*THE TASK*
Turn the records below into a Markdown table with the columns Row and Line. Give each line its own numbered row and leave out any blank lines.

╔══

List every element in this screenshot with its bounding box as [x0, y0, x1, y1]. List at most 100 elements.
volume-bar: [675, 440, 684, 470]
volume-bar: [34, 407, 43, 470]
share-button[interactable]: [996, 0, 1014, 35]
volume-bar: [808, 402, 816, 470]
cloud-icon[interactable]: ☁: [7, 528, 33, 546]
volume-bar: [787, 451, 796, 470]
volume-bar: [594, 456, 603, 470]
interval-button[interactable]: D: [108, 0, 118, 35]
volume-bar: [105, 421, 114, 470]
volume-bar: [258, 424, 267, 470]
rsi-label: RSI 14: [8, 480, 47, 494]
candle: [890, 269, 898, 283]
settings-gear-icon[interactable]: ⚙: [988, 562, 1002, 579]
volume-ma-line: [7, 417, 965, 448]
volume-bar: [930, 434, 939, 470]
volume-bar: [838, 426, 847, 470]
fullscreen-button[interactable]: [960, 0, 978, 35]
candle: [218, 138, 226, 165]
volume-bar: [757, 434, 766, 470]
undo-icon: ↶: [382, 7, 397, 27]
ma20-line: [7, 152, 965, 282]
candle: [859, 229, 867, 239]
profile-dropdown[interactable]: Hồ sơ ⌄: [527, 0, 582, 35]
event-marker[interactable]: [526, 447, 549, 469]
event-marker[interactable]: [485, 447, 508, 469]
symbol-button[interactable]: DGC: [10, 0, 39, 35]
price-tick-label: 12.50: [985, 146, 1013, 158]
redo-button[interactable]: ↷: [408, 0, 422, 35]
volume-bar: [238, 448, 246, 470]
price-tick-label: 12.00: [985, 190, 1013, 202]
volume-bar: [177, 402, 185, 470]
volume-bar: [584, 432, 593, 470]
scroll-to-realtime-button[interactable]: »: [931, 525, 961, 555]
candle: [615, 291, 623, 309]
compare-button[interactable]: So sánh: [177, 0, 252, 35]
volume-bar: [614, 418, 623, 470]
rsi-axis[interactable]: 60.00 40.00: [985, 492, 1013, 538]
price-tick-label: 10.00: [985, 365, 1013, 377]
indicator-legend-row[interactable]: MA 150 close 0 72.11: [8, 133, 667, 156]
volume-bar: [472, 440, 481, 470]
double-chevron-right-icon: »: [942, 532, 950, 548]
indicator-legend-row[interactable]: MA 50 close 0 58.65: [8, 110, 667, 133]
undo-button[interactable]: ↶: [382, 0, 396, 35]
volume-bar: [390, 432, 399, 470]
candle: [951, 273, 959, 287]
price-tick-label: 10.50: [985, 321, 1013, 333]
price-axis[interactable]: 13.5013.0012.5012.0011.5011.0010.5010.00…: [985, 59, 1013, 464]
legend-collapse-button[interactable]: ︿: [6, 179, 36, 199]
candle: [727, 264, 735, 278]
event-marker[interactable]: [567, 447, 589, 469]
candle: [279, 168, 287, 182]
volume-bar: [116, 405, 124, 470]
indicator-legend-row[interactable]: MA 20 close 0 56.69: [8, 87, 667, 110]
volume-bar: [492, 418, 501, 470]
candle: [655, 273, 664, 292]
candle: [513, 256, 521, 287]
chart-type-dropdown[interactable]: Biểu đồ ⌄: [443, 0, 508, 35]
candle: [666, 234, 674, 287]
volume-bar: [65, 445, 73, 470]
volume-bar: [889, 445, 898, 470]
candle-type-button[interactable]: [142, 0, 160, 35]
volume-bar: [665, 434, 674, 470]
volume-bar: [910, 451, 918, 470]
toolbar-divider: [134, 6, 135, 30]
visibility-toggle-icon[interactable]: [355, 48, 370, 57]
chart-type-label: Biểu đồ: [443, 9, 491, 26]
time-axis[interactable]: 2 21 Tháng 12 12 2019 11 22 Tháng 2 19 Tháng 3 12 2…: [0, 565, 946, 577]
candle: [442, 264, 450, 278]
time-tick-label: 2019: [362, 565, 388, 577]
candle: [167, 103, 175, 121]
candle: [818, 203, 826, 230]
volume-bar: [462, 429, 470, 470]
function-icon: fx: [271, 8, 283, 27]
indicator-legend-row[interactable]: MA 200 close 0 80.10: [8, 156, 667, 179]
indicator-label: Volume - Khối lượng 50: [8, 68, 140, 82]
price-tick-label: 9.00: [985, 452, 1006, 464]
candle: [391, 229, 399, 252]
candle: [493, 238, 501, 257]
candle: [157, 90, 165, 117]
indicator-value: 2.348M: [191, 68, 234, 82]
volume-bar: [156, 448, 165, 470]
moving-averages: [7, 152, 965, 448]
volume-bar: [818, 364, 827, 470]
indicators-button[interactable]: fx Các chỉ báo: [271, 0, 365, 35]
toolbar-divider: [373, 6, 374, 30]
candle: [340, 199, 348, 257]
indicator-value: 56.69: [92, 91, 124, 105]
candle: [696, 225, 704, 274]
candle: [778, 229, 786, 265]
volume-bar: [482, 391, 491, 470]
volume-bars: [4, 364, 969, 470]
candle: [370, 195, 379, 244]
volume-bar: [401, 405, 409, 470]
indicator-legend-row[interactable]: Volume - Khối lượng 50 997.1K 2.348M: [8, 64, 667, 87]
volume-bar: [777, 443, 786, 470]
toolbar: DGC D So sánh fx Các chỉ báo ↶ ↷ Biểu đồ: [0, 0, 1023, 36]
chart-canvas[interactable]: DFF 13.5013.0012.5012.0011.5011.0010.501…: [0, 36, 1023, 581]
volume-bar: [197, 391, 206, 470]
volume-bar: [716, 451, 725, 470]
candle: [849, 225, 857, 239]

╚══

*TASK OUTPUT*
| Row | Line |
|---|---|
| 1 | List every element in this screenshot with its bounding box as [x0, y0, x1, y1]. List at most 100 elements. |
| 2 | volume-bar: [675, 440, 684, 470] |
| 3 | volume-bar: [34, 407, 43, 470] |
| 4 | share-button[interactable]: [996, 0, 1014, 35] |
| 5 | volume-bar: [808, 402, 816, 470] |
| 6 | cloud-icon[interactable]: ☁: [7, 528, 33, 546] |
| 7 | volume-bar: [787, 451, 796, 470] |
| 8 | volume-bar: [594, 456, 603, 470] |
| 9 | interval-button[interactable]: D: [108, 0, 118, 35] |
| 10 | volume-bar: [105, 421, 114, 470] |
| 11 | volume-bar: [258, 424, 267, 470] |
| 12 | rsi-label: RSI 14: [8, 480, 47, 494] |
| 13 | candle: [890, 269, 898, 283] |
| 14 | settings-gear-icon[interactable]: ⚙: [988, 562, 1002, 579] |
| 15 | volume-ma-line: [7, 417, 965, 448] |
| 16 | volume-bar: [930, 434, 939, 470] |
| 17 | volume-bar: [838, 426, 847, 470] |
| 18 | fullscreen-button[interactable]: [960, 0, 978, 35] |
| 19 | candle: [218, 138, 226, 165] |
| 20 | volume-bar: [757, 434, 766, 470] |
| 21 | undo-icon: ↶: [382, 7, 397, 27] |
| 22 | ma20-line: [7, 152, 965, 282] |
| 23 | candle: [859, 229, 867, 239] |
| 24 | profile-dropdown[interactable]: Hồ sơ ⌄: [527, 0, 582, 35] |
| 25 | event-marker[interactable]: [526, 447, 549, 469] |
| 26 | event-marker[interactable]: [485, 447, 508, 469] |
| 27 | symbol-button[interactable]: DGC: [10, 0, 39, 35] |
| 28 | price-tick-label: 12.50: [985, 146, 1013, 158] |
| 29 | redo-button[interactable]: ↷: [408, 0, 422, 35] |
| 30 | volume-bar: [238, 448, 246, 470] |
| 31 | price-tick-label: 12.00: [985, 190, 1013, 202] |
| 32 | volume-bar: [177, 402, 185, 470] |
| 33 | volume-bar: [584, 432, 593, 470] |
| 34 | scroll-to-realtime-button[interactable]: »: [931, 525, 961, 555] |
| 35 | candle: [615, 291, 623, 309] |
| 36 | compare-button[interactable]: So sánh: [177, 0, 252, 35] |
| 37 | volume-bar: [614, 418, 623, 470] |
| 38 | rsi-axis[interactable]: 60.00 40.00: [985, 492, 1013, 538] |
| 39 | price-tick-label: 10.00: [985, 365, 1013, 377] |
| 40 | indicator-legend-row[interactable]: MA 150 close 0 72.11: [8, 133, 667, 156] |
| 41 | volume-bar: [472, 440, 481, 470] |
| 42 | double-chevron-right-icon: »: [942, 532, 950, 548] |
| 43 | indicator-legend-row[interactable]: MA 50 close 0 58.65: [8, 110, 667, 133] |
| 44 | undo-button[interactable]: ↶: [382, 0, 396, 35] |
| 45 | volume-bar: [390, 432, 399, 470] |
| 46 | candle: [951, 273, 959, 287] |
| 47 | price-tick-label: 10.50: [985, 321, 1013, 333] |
| 48 | price-axis[interactable]: 13.5013.0012.5012.0011.5011.0010.5010.00…: [985, 59, 1013, 464] |
| 49 | legend-collapse-button[interactable]: ︿: [6, 179, 36, 199] |
| 50 | candle: [727, 264, 735, 278] |
| 51 | event-marker[interactable]: [567, 447, 589, 469] |
| 52 | candle: [279, 168, 287, 182] |
| 53 | volume-bar: [116, 405, 124, 470] |
| 54 | indicator-legend-row[interactable]: MA 20 close 0 56.69: [8, 87, 667, 110] |
| 55 | volume-bar: [492, 418, 501, 470] |
| 56 | candle: [655, 273, 664, 292] |
| 57 | candle: [513, 256, 521, 287] |
| 58 | chart-type-dropdown[interactable]: Biểu đồ ⌄: [443, 0, 508, 35] |
| 59 | candle: [666, 234, 674, 287] |
| 60 | volume-bar: [65, 445, 73, 470] |
| 61 | volume-bar: [889, 445, 898, 470] |
| 62 | candle-type-button[interactable]: [142, 0, 160, 35] |
| 63 | volume-bar: [665, 434, 674, 470] |
| 64 | volume-bar: [910, 451, 918, 470] |
| 65 | toolbar-divider: [134, 6, 135, 30] |
| 66 | visibility-toggle-icon[interactable]: [355, 48, 370, 57] |
| 67 | chart-type-label: Biểu đồ: [443, 9, 491, 26] |
| 68 | time-axis[interactable]: 2 21 Tháng 12 12 2019 11 22 Tháng 2 19 Tháng 3 12 2…: [0, 565, 946, 577] |
| 69 | candle: [442, 264, 450, 278] |
| 70 | time-tick-label: 2019: [362, 565, 388, 577] |
| 71 | candle: [167, 103, 175, 121] |
| 72 | candle: [818, 203, 826, 230] |
| 73 | volume-bar: [462, 429, 470, 470] |
| 74 | function-icon: fx: [271, 8, 283, 27] |
| 75 | indicator-legend-row[interactable]: MA 200 close 0 80.10: [8, 156, 667, 179] |
| 76 | indicator-label: Volume - Khối lượng 50: [8, 68, 140, 82] |
| 77 | price-tick-label: 9.00: [985, 452, 1006, 464] |
| 78 | candle: [391, 229, 399, 252] |
| 79 | candle: [493, 238, 501, 257] |
| 80 | candle: [157, 90, 165, 117] |
| 81 | indicator-value: 2.348M: [191, 68, 234, 82] |
| 82 | volume-bar: [156, 448, 165, 470] |
| 83 | moving-averages: [7, 152, 965, 448] |
| 84 | volume-bar: [818, 364, 827, 470] |
| 85 | indicators-button[interactable]: fx Các chỉ báo: [271, 0, 365, 35] |
| 86 | toolbar-divider: [373, 6, 374, 30] |
| 87 | candle: [340, 199, 348, 257] |
| 88 | indicator-value: 56.69: [92, 91, 124, 105] |
| 89 | candle: [696, 225, 704, 274] |
| 90 | candle: [778, 229, 786, 265] |
| 91 | volume-bar: [482, 391, 491, 470] |
| 92 | volume-bars: [4, 364, 969, 470] |
| 93 | candle: [370, 195, 379, 244] |
| 94 | volume-bar: [401, 405, 409, 470] |
| 95 | indicator-legend-row[interactable]: Volume - Khối lượng 50 997.1K 2.348M: [8, 64, 667, 87] |
| 96 | volume-bar: [777, 443, 786, 470] |
| 97 | toolbar: DGC D So sánh fx Các chỉ báo ↶ ↷ Biểu đồ: [0, 0, 1023, 36] |
| 98 | chart-canvas[interactable]: DFF 13.5013.0012.5012.0011.5011.0010.501…: [0, 36, 1023, 581] |
| 99 | volume-bar: [197, 391, 206, 470] |
| 100 | volume-bar: [716, 451, 725, 470] |
| 101 | candle: [849, 225, 857, 239] |